# Start of Data provided
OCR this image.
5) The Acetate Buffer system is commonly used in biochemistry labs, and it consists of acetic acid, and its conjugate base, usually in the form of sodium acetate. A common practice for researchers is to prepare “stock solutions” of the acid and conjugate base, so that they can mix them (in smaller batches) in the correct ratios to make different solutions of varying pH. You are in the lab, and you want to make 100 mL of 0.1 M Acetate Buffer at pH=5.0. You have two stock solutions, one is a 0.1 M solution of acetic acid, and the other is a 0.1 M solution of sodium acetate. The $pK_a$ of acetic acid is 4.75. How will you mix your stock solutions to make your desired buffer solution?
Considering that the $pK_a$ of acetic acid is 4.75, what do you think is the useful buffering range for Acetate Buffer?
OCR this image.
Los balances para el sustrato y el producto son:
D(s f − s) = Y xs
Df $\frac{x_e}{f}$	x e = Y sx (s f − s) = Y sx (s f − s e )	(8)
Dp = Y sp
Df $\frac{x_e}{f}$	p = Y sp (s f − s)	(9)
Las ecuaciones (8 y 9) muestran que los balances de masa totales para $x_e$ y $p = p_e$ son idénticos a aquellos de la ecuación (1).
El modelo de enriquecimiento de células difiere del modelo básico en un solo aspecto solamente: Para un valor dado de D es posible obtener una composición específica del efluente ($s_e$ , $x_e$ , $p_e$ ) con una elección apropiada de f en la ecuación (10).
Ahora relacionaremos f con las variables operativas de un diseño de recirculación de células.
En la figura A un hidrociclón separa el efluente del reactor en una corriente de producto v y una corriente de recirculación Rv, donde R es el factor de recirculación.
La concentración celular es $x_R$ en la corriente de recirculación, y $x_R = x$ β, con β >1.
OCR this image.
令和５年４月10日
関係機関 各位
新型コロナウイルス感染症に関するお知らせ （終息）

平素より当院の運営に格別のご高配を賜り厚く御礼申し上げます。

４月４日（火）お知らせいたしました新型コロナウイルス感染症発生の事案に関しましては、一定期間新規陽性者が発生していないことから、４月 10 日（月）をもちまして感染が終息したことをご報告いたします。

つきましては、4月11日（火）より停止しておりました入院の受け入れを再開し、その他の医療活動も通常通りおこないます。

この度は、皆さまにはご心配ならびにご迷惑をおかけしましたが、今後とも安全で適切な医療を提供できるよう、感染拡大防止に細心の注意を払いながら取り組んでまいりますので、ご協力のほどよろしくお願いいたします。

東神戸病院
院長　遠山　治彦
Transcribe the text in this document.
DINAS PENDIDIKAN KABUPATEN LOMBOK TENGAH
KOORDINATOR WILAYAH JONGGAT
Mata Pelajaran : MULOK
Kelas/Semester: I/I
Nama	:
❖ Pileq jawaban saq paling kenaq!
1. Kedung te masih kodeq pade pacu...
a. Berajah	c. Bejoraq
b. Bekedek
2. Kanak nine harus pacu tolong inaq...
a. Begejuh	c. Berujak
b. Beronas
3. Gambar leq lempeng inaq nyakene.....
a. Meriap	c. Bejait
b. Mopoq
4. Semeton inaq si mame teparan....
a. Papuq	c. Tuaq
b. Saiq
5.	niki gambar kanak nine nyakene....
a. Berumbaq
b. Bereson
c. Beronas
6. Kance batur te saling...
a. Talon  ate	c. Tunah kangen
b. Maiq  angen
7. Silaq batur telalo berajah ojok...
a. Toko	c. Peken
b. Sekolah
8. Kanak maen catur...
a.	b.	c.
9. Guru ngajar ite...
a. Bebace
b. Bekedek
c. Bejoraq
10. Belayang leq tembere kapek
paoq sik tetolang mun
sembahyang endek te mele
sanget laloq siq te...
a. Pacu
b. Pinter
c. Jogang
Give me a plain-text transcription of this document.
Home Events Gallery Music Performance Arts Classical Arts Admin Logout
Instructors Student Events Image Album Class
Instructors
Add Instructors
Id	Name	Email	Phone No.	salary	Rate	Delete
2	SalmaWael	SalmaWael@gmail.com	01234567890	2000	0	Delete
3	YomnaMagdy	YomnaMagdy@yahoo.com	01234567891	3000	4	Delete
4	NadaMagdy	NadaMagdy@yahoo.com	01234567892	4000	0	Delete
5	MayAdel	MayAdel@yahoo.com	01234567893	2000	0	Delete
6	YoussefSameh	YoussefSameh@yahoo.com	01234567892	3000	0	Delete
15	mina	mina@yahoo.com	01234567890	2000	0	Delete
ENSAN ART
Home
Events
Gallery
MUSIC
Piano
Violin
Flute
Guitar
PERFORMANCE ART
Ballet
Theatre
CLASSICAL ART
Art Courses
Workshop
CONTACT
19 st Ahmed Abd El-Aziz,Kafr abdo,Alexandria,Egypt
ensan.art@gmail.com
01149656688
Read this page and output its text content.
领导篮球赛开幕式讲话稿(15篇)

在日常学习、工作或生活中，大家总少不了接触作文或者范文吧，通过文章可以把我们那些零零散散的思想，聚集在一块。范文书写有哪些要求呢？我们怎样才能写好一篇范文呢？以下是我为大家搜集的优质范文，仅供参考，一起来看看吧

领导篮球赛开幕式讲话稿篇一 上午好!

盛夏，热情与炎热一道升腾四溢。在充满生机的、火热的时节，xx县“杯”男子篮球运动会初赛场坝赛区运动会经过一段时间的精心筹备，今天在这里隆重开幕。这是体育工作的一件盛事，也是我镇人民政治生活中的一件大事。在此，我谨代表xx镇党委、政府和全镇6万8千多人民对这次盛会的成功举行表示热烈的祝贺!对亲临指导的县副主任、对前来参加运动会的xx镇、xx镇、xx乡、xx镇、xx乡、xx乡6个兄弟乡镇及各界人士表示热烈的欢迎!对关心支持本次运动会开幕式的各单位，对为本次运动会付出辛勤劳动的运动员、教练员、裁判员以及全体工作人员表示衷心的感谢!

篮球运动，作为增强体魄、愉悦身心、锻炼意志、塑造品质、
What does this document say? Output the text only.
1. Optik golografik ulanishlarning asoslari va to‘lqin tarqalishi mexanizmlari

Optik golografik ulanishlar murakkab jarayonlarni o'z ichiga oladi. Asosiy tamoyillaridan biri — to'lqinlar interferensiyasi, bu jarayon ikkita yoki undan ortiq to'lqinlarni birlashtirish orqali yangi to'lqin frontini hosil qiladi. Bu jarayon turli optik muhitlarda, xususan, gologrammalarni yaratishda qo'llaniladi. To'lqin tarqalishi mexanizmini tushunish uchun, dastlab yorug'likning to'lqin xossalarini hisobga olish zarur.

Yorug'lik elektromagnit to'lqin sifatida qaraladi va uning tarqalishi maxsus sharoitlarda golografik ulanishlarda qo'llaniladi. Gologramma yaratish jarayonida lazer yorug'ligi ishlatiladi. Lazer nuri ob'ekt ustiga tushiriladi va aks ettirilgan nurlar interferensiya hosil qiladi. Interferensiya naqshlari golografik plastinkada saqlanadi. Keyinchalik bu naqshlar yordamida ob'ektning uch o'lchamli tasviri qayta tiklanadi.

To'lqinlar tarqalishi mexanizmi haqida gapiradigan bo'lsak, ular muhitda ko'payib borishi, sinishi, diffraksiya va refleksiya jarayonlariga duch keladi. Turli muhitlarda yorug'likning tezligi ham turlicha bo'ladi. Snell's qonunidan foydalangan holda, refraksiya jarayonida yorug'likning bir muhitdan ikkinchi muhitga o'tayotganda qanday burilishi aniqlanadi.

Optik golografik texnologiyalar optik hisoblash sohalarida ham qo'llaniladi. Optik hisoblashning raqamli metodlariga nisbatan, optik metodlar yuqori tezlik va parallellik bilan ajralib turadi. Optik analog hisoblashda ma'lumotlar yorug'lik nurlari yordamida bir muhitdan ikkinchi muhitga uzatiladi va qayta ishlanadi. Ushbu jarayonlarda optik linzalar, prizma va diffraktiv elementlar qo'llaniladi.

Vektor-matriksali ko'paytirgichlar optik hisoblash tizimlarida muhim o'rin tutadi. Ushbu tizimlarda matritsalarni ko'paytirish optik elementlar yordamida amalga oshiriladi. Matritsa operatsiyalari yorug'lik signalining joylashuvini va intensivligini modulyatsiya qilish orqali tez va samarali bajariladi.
# End of Data provided
▶ _Task requirements_: Find the word "jarayonida" in the data and copy out each line where it turns up.

▶ _Written reply_:
Yorug'lik elektromagnit to'lqin sifatida qaraladi va uning tarqalishi maxsus sharoitlarda golografik ulanishlarda qo'llaniladi. Gologramma yaratish jarayonida lazer yorug'ligi ishlatiladi. Lazer nuri ob'ekt ustiga tushiriladi va aks ettirilgan nurlar interferensiya hosil qiladi. Interferensiya naqshlari golografik plastinkada saqlanadi. Keyinchalik bu naqshlar yordamida ob'ektning uch o'lchamli tasviri qayta tiklanadi.
To'lqinlar tarqalishi mexanizmi haqida gapiradigan bo'lsak, ular muhitda ko'payib borishi, sinishi, diffraksiya va refleksiya jarayonlariga duch keladi. Turli muhitlarda yorug'likning tezligi ham turlicha bo'ladi. Snell's qonunidan foydalangan holda, refraksiya jarayonida yorug'likning bir muhitdan ikkinchi muhitga o'tayotganda qanday burilishi aniqlanadi.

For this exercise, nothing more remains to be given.